Reading passage ->
------------------------------------------------
In October 1887, 5 subdivisions comprising the Benowa Estate and Plantation on the Nerang River were advertised to be auctioned by James R. Dickson. A map advertising the auction states the Estate was located 4 miles to Southport bound by a good road on one side and bound by the navigable Nerang River on the other side. Extensive buildings and plant for sugar manufacturing were included on the Estate.

St Kevin's Catholic School opened on 30 January 1979 with principal Elizabeth Newlands and 49 students enrolled in Years 1 and 2. The planning for the school was commenced by under the Vincentian Fathers of Southport Parish. On 11 March 1979 it was officially opened and blessed by Archbishop Francis Rush.

Benowa State High School opened on 29 January 1980.

== Demographics ==
In the , Benowa had a population of 7,979.

In the , Benowa had a population of 8,741 people. The population was 52.6% female and 47.4% male. The median age of the Benowa population was 43 years, 5 years above the national median of 38. 59.0% of people were born in Australia. The next most common countries of birth were New Zealand 6.0%, England 4.7%, China 3.1%, Japan 1.7% and South Africa 1.5%. 70.2% of people only spoke English at home. Other languages spoken at home included Mandarin 4.8%, Japanese 2.5%, Cantonese 1.6% and Korean 1.4%. The most common responses for religion were No Religion 28.2%, Catholic 22.9% and Anglican 17.3%.
------------------------------------------------
Entries shown ->
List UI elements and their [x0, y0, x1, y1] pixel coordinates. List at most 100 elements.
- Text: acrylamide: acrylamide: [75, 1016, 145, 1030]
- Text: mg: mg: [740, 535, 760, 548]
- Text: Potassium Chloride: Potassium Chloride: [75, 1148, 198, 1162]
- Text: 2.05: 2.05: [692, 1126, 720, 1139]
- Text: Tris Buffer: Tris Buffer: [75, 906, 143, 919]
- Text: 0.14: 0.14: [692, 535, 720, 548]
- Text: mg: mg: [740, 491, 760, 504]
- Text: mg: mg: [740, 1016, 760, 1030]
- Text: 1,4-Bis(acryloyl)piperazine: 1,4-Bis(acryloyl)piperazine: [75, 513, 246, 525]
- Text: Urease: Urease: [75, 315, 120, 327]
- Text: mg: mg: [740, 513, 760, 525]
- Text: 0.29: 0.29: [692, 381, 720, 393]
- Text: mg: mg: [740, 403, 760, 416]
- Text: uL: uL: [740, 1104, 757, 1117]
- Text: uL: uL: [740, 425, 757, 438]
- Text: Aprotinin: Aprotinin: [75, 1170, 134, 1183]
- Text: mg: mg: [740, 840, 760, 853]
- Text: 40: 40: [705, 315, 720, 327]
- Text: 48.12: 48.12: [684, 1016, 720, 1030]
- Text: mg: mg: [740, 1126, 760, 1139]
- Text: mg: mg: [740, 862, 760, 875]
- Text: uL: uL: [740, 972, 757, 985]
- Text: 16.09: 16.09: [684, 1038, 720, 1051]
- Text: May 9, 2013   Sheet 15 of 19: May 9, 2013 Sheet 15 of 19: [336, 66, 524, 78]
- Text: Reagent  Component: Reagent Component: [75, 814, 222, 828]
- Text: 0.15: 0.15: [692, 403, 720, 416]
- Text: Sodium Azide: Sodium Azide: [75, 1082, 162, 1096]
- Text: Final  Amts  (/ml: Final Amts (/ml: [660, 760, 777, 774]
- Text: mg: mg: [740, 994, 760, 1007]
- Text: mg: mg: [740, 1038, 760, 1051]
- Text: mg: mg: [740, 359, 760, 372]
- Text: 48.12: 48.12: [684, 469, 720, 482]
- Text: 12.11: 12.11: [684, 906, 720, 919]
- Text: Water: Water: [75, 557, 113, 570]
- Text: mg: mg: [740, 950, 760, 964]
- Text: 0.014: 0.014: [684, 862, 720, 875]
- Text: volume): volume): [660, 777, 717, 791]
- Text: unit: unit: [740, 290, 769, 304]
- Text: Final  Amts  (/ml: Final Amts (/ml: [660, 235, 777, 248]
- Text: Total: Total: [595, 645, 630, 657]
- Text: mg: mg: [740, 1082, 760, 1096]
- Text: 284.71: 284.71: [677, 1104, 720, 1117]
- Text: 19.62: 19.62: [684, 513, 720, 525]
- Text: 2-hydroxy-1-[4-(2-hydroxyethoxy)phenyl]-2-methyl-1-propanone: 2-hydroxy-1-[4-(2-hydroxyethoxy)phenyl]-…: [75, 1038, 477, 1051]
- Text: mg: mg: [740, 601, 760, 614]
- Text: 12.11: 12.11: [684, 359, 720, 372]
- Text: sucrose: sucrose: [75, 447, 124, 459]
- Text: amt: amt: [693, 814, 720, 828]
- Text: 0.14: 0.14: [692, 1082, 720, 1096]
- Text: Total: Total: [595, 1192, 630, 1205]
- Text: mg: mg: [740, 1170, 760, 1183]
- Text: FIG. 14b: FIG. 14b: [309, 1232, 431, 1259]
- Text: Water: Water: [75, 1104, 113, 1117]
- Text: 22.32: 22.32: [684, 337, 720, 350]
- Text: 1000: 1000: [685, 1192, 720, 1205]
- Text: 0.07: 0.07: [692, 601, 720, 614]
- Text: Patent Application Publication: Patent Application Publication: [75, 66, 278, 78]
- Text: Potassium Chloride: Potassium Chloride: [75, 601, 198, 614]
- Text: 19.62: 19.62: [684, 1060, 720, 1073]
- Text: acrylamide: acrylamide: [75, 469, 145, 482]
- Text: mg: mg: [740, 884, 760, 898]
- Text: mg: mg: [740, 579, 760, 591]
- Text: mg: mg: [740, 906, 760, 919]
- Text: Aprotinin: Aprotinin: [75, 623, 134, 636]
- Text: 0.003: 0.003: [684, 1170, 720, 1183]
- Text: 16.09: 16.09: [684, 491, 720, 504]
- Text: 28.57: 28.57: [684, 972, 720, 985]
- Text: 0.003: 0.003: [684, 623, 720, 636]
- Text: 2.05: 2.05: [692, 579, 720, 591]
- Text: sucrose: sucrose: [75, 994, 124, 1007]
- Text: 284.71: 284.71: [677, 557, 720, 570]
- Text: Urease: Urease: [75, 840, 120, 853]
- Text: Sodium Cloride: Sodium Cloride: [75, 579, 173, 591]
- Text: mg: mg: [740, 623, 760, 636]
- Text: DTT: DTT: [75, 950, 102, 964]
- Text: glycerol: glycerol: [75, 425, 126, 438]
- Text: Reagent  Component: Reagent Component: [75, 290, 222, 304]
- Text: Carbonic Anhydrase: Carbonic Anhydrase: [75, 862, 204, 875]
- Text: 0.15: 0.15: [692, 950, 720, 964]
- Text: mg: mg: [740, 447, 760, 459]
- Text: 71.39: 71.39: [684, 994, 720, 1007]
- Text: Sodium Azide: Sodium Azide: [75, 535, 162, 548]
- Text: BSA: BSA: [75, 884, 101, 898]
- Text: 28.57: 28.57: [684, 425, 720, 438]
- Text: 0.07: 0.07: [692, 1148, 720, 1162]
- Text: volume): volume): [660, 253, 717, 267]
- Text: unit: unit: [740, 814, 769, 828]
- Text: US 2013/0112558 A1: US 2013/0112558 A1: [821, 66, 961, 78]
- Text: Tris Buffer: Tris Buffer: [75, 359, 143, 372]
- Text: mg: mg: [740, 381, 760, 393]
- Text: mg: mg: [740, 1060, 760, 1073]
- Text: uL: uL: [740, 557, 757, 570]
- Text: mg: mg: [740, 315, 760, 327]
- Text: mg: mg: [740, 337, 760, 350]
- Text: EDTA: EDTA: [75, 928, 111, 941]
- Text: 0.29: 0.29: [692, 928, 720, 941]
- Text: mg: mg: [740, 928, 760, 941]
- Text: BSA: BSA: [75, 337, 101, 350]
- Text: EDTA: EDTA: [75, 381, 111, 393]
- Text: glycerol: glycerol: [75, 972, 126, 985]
------------------------------------------------
Exercise instructions ->
1 - Answer these questions using the Benowa passage, one answer per line, with the same letters:
(a) Who was to auction the subdivisions of the Benowa Estate and Plantation in October 1887?
(b) Who was principal when St Kevin's Catholic School opened?
(c) On what date did Benowa State High School open?
2 - Retype the Benowa passage from "In October 1887, 5" to "on the Estate.", keeping every word and mark unchanged.
3 - Write what comes next in the Benowa passage, picking up after its final sentence.

Responses by task ->
1 -
(a) James R. Dickson
(b) Elizabeth Newlands
(c) 29 January 1980

2 -
In October 1887, 5 subdivisions comprising the Benowa Estate and Plantation on the Nerang River were advertised to be auctioned by James R. Dickson. A map advertising the auction states the Estate was located 4 miles to Southport bound by a good road on one side and bound by the navigable Nerang River on the other side. Extensive buildings and plant for sugar manufacturing were included on the Estate.

3 -
In the , Benowa had a population of 9,889 people.

== Heritage listings ==
There are a number of heritage-listed sites in Benowa, including:

- 173 Ashmore Road: former Benowa Post Office
- 234 Ashmore Road: Rosser's house and gardens

== Education ==
Benowa State School is a government primary (Early Childhood to Year 6) school for boys and girls at 314–358 Benowa Road. In 2018, the school had an enrolment of 892 students with 65 teachers (59 full-time equivalent) and 40 non-teaching staff (24 full-time equivalent). It includes a special education program. School sports include Australian rules football, touch football, netball, hockey, and soccer.

St Kevin's Catholic School is a Catholic primary (Preparatory to Year 6) school for boys and girls at 312 Benowa Road. In 2018, the school had an enrolment of 522 students with 37 teachers (31 full-time equivalent) and 21 non-teaching staff (12 full-time equivalent).

Benowa State High School is a government secondary (7–12) school for boys and girls at Mediterranean Drive. In 2018, the school had an enrolment of 1894 students with 149 teachers (139 full-time equivalent) and 60 non-teaching staff (47 full-time equivalent). It includes a special education program. Benowa State High School is known for its French immersion course, which started in 1980.

== Amenities ==
The Gold Coast City Council operates a fortnightly mobile library service which visits St Kevins Avenue.

There are a number of parks in the suburb, including:

- Annies Court Parklands
- Apex Park (benowa)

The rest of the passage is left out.